**YOUR OBJECTIVE:** Without including any images, repeat the data exactly.

- - - - -

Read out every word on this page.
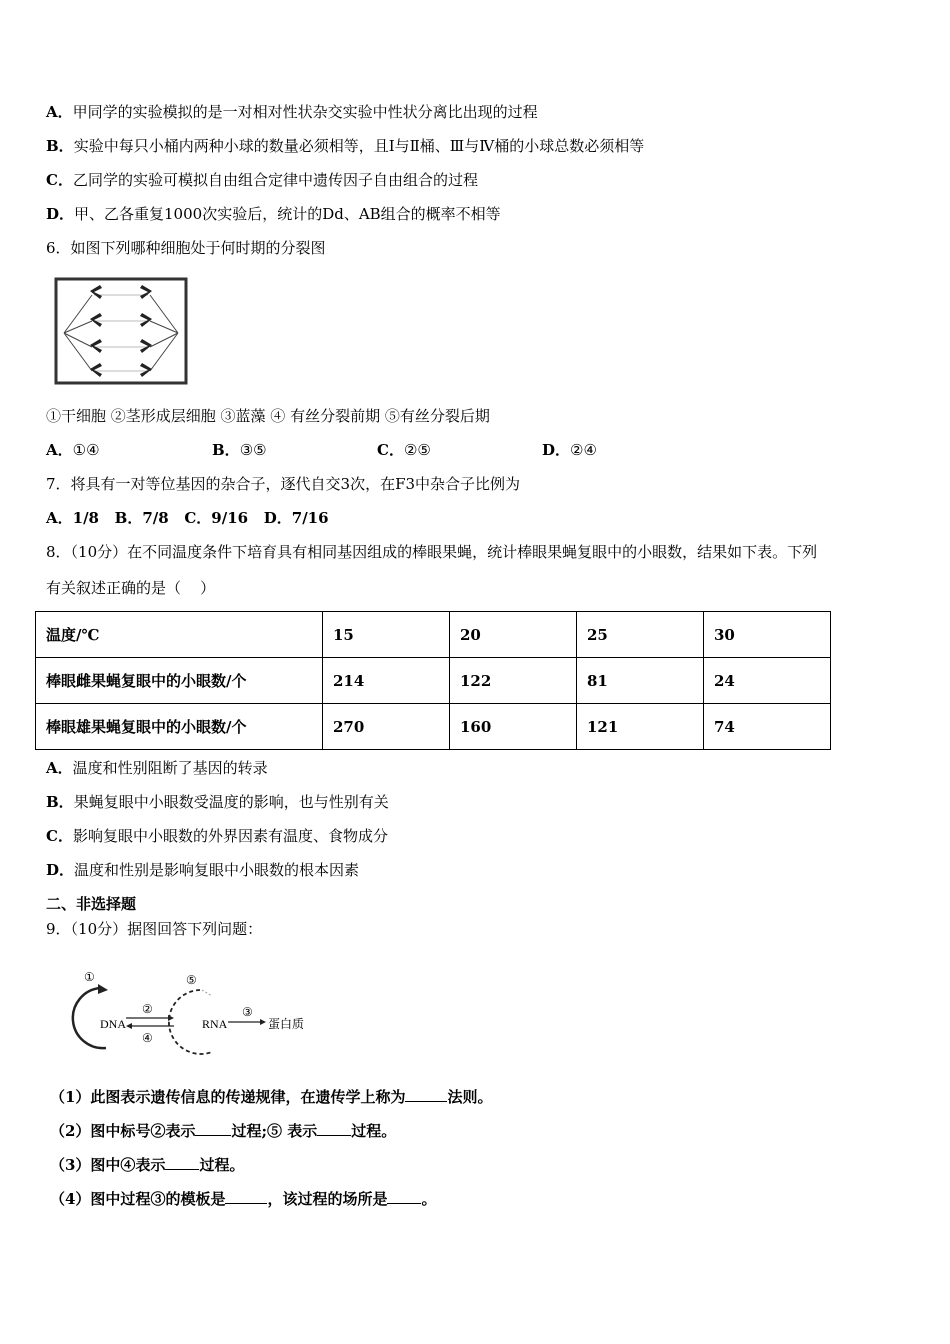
A．甲同学的实验模拟的是一对相对性状杂交实验中性状分离比出现的过程
B．实验中每只小桶内两种小球的数量必须相等，且Ⅰ与Ⅱ桶、Ⅲ与Ⅳ桶的小球总数必须相等
C．乙同学的实验可模拟自由组合定律中遗传因子自由组合的过程
D．甲、乙各重复1000次实验后，统计的Dd、AB组合的概率不相等
6．如图下列哪种细胞处于何时期的分裂图
①干细胞 ②茎形成层细胞 ③蓝藻 ④ 有丝分裂前期 ⑤有丝分裂后期
A．①④	B．③⑤	C．②⑤	D．②④
7．将具有一对等位基因的杂合子，逐代自交3次，在F3中杂合子比例为
A．1/8   B．7/8   C．9/16   D．7/16
8．（10分）在不同温度条件下培育具有相同基因组成的棒眼果蝇，统计棒眼果蝇复眼中的小眼数，结果如下表。下列
有关叙述正确的是（    ）
温度/℃	15	20	25	30
棒眼雌果蝇复眼中的小眼数/个	214	122	81	24
棒眼雄果蝇复眼中的小眼数/个	270	160	121	74
A．温度和性别阻断了基因的转录
B．果蝇复眼中小眼数受温度的影响，也与性别有关
C．影响复眼中小眼数的外界因素有温度、食物成分
D．温度和性别是影响复眼中小眼数的根本因素
二、非选择题
9．（10分）据图回答下列问题：
①
DNA
②
④
⑤
RNA
③
蛋白质
（1）此图表示遗传信息的传递规律，在遗传学上称为	法则。
（2）图中标号②表示 过程;⑤ 表示 过程。
（3）图中④表示 过程。
（4）图中过程③的模板是	，该过程的场所是 。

- - - - -

**ANSWER TO THIS TASK:**
Read out every word on this page.
A．甲同学的实验模拟的是一对相对性状杂交实验中性状分离比出现的过程
B．实验中每只小桶内两种小球的数量必须相等，且Ⅰ与Ⅱ桶、Ⅲ与Ⅳ桶的小球总数必须相等
C．乙同学的实验可模拟自由组合定律中遗传因子自由组合的过程
D．甲、乙各重复1000次实验后，统计的Dd、AB组合的概率不相等
6．如图下列哪种细胞处于何时期的分裂图
①干细胞 ②茎形成层细胞 ③蓝藻 ④ 有丝分裂前期 ⑤有丝分裂后期
A．①④	B．③⑤	C．②⑤	D．②④
7．将具有一对等位基因的杂合子，逐代自交3次，在F3中杂合子比例为
A．1/8   B．7/8   C．9/16   D．7/16
8．（10分）在不同温度条件下培育具有相同基因组成的棒眼果蝇，统计棒眼果蝇复眼中的小眼数，结果如下表。下列
有关叙述正确的是（    ）
温度/℃	15	20	25	30
棒眼雌果蝇复眼中的小眼数/个	214	122	81	24
棒眼雄果蝇复眼中的小眼数/个	270	160	121	74
A．温度和性别阻断了基因的转录
B．果蝇复眼中小眼数受温度的影响，也与性别有关
C．影响复眼中小眼数的外界因素有温度、食物成分
D．温度和性别是影响复眼中小眼数的根本因素
二、非选择题
9．（10分）据图回答下列问题：
①
DNA
②
④
⑤
RNA
③
蛋白质
（1）此图表示遗传信息的传递规律，在遗传学上称为	法则。
（2）图中标号②表示 过程;⑤ 表示 过程。
（3）图中④表示 过程。
（4）图中过程③的模板是	，该过程的场所是 。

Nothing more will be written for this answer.